_DATASET EXCERPTS_
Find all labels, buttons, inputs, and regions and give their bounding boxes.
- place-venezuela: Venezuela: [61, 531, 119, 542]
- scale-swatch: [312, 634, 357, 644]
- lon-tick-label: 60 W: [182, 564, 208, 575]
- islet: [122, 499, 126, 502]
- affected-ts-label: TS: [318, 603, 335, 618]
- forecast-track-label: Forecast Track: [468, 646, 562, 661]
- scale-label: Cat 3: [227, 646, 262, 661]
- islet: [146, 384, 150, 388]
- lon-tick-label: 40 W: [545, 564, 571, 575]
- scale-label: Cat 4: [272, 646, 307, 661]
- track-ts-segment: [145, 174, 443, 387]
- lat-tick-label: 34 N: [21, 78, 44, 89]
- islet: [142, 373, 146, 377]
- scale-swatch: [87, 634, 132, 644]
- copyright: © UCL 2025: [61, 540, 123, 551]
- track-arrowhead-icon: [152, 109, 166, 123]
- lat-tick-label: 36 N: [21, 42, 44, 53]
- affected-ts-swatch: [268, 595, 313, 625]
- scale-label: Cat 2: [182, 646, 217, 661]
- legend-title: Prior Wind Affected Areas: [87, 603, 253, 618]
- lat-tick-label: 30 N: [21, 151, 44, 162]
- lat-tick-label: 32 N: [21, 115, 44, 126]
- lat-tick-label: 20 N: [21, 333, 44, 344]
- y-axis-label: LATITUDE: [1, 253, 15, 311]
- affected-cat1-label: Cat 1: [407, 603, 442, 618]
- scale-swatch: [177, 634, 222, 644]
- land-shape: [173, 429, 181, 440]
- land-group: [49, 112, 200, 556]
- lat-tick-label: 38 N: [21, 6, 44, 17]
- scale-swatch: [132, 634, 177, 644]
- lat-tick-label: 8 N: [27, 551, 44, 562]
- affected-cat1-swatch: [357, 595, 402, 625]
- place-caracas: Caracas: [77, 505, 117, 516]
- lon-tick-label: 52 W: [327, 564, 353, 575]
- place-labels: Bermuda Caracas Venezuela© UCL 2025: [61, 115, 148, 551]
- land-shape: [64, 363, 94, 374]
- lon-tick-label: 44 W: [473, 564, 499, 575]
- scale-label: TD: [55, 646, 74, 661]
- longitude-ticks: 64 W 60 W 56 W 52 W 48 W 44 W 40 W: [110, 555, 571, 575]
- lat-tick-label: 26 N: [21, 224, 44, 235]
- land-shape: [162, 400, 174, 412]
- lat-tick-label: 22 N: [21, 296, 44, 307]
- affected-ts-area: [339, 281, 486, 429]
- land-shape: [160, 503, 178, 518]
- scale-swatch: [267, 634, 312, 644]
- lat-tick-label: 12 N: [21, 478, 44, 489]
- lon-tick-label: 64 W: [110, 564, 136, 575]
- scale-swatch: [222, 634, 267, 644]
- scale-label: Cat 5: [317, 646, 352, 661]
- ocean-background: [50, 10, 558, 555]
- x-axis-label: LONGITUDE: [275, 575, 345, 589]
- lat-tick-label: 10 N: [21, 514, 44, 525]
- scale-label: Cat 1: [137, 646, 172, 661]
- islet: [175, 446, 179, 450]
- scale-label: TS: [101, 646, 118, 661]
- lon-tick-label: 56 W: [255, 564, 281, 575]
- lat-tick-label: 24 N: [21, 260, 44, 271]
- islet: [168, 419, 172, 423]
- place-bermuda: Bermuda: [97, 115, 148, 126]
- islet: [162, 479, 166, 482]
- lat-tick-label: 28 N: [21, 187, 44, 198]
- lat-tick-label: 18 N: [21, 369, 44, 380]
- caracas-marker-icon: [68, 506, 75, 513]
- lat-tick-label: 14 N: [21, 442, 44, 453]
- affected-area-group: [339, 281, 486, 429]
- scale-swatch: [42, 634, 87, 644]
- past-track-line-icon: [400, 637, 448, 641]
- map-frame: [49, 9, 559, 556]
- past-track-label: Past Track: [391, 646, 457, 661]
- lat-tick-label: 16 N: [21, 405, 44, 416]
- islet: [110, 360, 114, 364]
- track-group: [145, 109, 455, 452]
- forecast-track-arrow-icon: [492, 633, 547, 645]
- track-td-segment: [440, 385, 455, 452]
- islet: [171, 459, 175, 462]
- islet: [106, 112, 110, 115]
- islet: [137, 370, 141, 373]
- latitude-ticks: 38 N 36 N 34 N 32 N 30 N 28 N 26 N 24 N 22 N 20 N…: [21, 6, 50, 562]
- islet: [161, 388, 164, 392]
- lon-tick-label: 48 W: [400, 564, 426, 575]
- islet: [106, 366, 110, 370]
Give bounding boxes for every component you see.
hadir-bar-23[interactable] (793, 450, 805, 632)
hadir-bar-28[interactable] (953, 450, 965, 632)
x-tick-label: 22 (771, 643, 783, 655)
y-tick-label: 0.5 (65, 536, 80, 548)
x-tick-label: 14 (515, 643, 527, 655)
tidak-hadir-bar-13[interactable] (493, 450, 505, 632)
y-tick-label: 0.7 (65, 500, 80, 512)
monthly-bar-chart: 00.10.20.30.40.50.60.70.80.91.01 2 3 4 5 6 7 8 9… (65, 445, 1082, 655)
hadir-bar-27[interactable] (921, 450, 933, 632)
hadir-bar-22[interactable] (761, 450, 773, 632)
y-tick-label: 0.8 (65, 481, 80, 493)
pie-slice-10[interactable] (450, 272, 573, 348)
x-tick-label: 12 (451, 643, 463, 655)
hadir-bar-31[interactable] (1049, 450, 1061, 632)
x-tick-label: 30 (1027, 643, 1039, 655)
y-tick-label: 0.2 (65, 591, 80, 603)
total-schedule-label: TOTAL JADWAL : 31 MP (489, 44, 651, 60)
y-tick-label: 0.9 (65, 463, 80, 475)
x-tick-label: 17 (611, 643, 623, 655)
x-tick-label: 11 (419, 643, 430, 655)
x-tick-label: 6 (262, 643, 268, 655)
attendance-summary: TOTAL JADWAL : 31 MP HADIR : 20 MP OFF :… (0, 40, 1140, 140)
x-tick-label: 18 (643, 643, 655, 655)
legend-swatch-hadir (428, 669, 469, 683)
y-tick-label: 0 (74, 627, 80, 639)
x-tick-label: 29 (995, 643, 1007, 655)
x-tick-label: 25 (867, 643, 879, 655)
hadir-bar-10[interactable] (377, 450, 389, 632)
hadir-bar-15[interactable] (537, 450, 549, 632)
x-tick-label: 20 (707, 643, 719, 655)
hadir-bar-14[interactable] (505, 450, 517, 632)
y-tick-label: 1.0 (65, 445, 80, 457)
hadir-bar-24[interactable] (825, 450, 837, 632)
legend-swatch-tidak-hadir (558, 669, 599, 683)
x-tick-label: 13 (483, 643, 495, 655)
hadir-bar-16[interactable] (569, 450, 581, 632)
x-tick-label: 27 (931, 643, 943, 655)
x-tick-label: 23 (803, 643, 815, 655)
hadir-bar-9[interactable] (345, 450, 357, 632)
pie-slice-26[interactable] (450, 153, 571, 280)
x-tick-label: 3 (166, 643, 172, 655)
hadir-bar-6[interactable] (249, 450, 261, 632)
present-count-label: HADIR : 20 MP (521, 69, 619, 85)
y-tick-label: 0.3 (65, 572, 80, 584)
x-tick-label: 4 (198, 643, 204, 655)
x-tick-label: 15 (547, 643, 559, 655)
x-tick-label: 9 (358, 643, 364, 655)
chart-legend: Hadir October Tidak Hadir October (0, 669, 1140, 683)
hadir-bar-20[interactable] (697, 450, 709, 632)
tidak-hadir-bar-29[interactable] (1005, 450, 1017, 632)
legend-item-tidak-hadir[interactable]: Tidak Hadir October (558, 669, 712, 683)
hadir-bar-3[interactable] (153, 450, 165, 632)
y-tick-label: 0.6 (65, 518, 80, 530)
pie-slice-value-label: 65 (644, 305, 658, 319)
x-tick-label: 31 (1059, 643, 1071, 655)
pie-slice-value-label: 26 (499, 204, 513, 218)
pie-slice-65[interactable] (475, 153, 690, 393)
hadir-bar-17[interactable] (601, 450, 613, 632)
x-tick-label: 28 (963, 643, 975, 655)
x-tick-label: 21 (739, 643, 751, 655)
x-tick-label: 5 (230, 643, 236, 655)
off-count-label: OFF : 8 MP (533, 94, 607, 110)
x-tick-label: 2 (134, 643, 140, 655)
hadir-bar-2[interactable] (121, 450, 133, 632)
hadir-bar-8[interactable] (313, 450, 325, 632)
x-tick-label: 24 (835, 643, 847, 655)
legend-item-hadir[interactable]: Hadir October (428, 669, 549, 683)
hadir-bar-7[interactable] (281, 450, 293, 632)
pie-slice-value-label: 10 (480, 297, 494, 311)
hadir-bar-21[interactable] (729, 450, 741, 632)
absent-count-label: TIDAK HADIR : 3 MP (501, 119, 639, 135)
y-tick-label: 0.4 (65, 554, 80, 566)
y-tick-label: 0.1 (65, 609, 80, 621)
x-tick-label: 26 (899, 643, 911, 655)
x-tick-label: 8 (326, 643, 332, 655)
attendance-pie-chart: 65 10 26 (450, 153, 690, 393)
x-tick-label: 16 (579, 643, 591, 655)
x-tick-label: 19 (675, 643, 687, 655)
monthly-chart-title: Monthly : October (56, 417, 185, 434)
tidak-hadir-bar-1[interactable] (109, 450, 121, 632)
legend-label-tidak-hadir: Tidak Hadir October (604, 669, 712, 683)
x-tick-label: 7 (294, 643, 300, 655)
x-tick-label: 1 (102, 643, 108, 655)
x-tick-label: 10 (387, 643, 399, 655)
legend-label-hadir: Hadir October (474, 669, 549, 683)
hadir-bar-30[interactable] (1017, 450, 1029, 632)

_WHAT TO PRODUCE_
Please set down, word for word, everything in the records above from the very first line down to the line that contains "- scale-label: Cat 2: [182, 646, 217, 661]", including both of those lines.

_FULL SOLUTION_
Find all labels, buttons, inputs, and regions and give their bounding boxes.
- place-venezuela: Venezuela: [61, 531, 119, 542]
- scale-swatch: [312, 634, 357, 644]
- lon-tick-label: 60 W: [182, 564, 208, 575]
- islet: [122, 499, 126, 502]
- affected-ts-label: TS: [318, 603, 335, 618]
- forecast-track-label: Forecast Track: [468, 646, 562, 661]
- scale-label: Cat 3: [227, 646, 262, 661]
- islet: [146, 384, 150, 388]
- lon-tick-label: 40 W: [545, 564, 571, 575]
- scale-label: Cat 4: [272, 646, 307, 661]
- track-ts-segment: [145, 174, 443, 387]
- lat-tick-label: 34 N: [21, 78, 44, 89]
- islet: [142, 373, 146, 377]
- scale-swatch: [87, 634, 132, 644]
- copyright: © UCL 2025: [61, 540, 123, 551]
- track-arrowhead-icon: [152, 109, 166, 123]
- lat-tick-label: 36 N: [21, 42, 44, 53]
- affected-ts-swatch: [268, 595, 313, 625]
- scale-label: Cat 2: [182, 646, 217, 661]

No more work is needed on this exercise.